* Your objective: Set down each entry exactly as given; pictures should not appear in the copy.

* Given records:
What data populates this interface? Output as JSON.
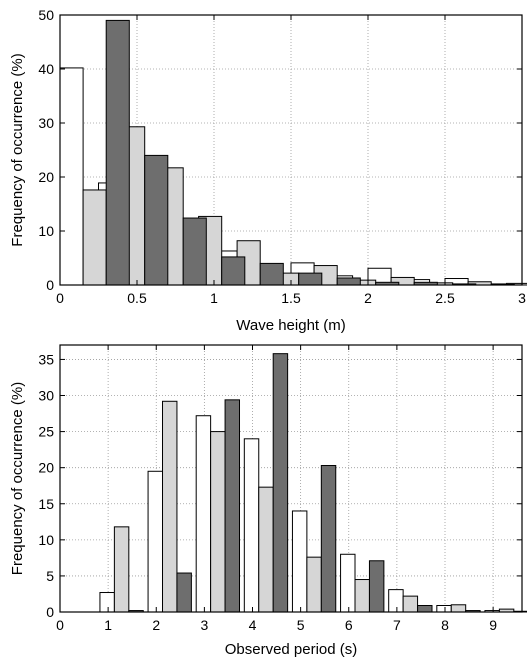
{
  "chart_data": [
    {
      "type": "bar",
      "xlabel": "Wave height (m)",
      "ylabel": "Frequency of occurrence (%)",
      "xlim": [
        0,
        3
      ],
      "ylim": [
        0,
        50
      ],
      "grid": true,
      "bin_width": 0.15,
      "x_ticks": [
        0,
        0.5,
        1,
        1.5,
        2,
        2.5,
        3
      ],
      "x_tick_labels": [
        "0",
        "0.5",
        "1",
        "1.5",
        "2",
        "2.5",
        "3"
      ],
      "y_ticks": [
        0,
        10,
        20,
        30,
        40,
        50
      ],
      "y_tick_labels": [
        "0",
        "10",
        "20",
        "30",
        "40",
        "50"
      ],
      "bin_starts": [
        0,
        0.25,
        0.5,
        0.75,
        1,
        1.25,
        1.5,
        1.75,
        2,
        2.25,
        2.5,
        2.75
      ],
      "series": [
        {
          "color": "#ffffff",
          "values": [
            40.2,
            18.9,
            11.6,
            6.9,
            6.3,
            3.2,
            4.1,
            1.7,
            3.1,
            1.0,
            1.2,
            0.2
          ]
        },
        {
          "color": "#d6d6d6",
          "values": [
            17.6,
            29.3,
            21.7,
            12.7,
            8.2,
            2.2,
            3.6,
            0.9,
            1.4,
            0.4,
            0.6,
            0.3
          ]
        },
        {
          "color": "#6e6e6e",
          "values": [
            49.0,
            24.0,
            12.4,
            5.2,
            4.0,
            2.2,
            1.3,
            0.5,
            0.5,
            0.2,
            0.1,
            0.1
          ]
        }
      ]
    },
    {
      "type": "bar",
      "xlabel": "Observed period (s)",
      "ylabel": "Frequency of occurrence (%)",
      "xlim": [
        0,
        9.6
      ],
      "ylim": [
        0,
        37
      ],
      "grid": true,
      "bin_width": 0.3,
      "x_ticks": [
        0,
        1,
        2,
        3,
        4,
        5,
        6,
        7,
        8,
        9
      ],
      "x_tick_labels": [
        "0",
        "1",
        "2",
        "3",
        "4",
        "5",
        "6",
        "7",
        "8",
        "9"
      ],
      "y_ticks": [
        0,
        5,
        10,
        15,
        20,
        25,
        30,
        35
      ],
      "y_tick_labels": [
        "0",
        "5",
        "10",
        "15",
        "20",
        "25",
        "30",
        "35"
      ],
      "bin_starts": [
        0.83,
        1.83,
        2.83,
        3.83,
        4.83,
        5.83,
        6.83,
        7.83,
        8.83
      ],
      "series": [
        {
          "color": "#ffffff",
          "values": [
            2.7,
            19.5,
            27.2,
            24.0,
            14.0,
            8.0,
            3.1,
            0.9,
            0.2
          ]
        },
        {
          "color": "#d6d6d6",
          "values": [
            11.8,
            29.2,
            25.0,
            17.3,
            7.6,
            4.5,
            2.2,
            1.0,
            0.4
          ]
        },
        {
          "color": "#6e6e6e",
          "values": [
            0.2,
            5.4,
            29.4,
            35.8,
            20.3,
            7.1,
            0.9,
            0.2,
            0.1
          ]
        }
      ]
    }
  ]
}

* Full answer:
What data populates this interface? Output as JSON.
{
  "chart_data": [
    {
      "type": "bar",
      "xlabel": "Wave height (m)",
      "ylabel": "Frequency of occurrence (%)",
      "xlim": [
        0,
        3
      ],
      "ylim": [
        0,
        50
      ],
      "grid": true,
      "bin_width": 0.15,
      "x_ticks": [
        0,
        0.5,
        1,
        1.5,
        2,
        2.5,
        3
      ],
      "x_tick_labels": [
        "0",
        "0.5",
        "1",
        "1.5",
        "2",
        "2.5",
        "3"
      ],
      "y_ticks": [
        0,
        10,
        20,
        30,
        40,
        50
      ],
      "y_tick_labels": [
        "0",
        "10",
        "20",
        "30",
        "40",
        "50"
      ],
      "bin_starts": [
        0,
        0.25,
        0.5,
        0.75,
        1,
        1.25,
        1.5,
        1.75,
        2,
        2.25,
        2.5,
        2.75
      ],
      "series": [
        {
          "color": "#ffffff",
          "values": [
            40.2,
            18.9,
            11.6,
            6.9,
            6.3,
            3.2,
            4.1,
            1.7,
            3.1,
            1.0,
            1.2,
            0.2
          ]
        },
        {
          "color": "#d6d6d6",
          "values": [
            17.6,
            29.3,
            21.7,
            12.7,
            8.2,
            2.2,
            3.6,
            0.9,
            1.4,
            0.4,
            0.6,
            0.3
          ]
        },
        {
          "color": "#6e6e6e",
          "values": [
            49.0,
            24.0,
            12.4,
            5.2,
            4.0,
            2.2,
            1.3,
            0.5,
            0.5,
            0.2,
            0.1,
            0.1
          ]
        }
      ]
    },
    {
      "type": "bar",
      "xlabel": "Observed period (s)",
      "ylabel": "Frequency of occurrence (%)",
      "xlim": [
        0,
        9.6
      ],
      "ylim": [
        0,
        37
      ],
      "grid": true,
      "bin_width": 0.3,
      "x_ticks": [
        0,
        1,
        2,
        3,
        4,
        5,
        6,
        7,
        8,
        9
      ],
      "x_tick_labels": [
        "0",
        "1",
        "2",
        "3",
        "4",
        "5",
        "6",
        "7",
        "8",
        "9"
      ],
      "y_ticks": [
        0,
        5,
        10,
        15,
        20,
        25,
        30,
        35
      ],
      "y_tick_labels": [
        "0",
        "5",
        "10",
        "15",
        "20",
        "25",
        "30",
        "35"
      ],
      "bin_starts": [
        0.83,
        1.83,
        2.83,
        3.83,
        4.83,
        5.83,
        6.83,
        7.83,
        8.83
      ],
      "series": [
        {
          "color": "#ffffff",
          "values": [
            2.7,
            19.5,
            27.2,
            24.0,
            14.0,
            8.0,
            3.1,
            0.9,
            0.2
          ]
        },
        {
          "color": "#d6d6d6",
          "values": [
            11.8,
            29.2,
            25.0,
            17.3,
            7.6,
            4.5,
            2.2,
            1.0,
            0.4
          ]
        },
        {
          "color": "#6e6e6e",
          "values": [
            0.2,
            5.4,
            29.4,
            35.8,
            20.3,
            7.1,
            0.9,
            0.2,
            0.1
          ]
        }
      ]
    }
  ]
}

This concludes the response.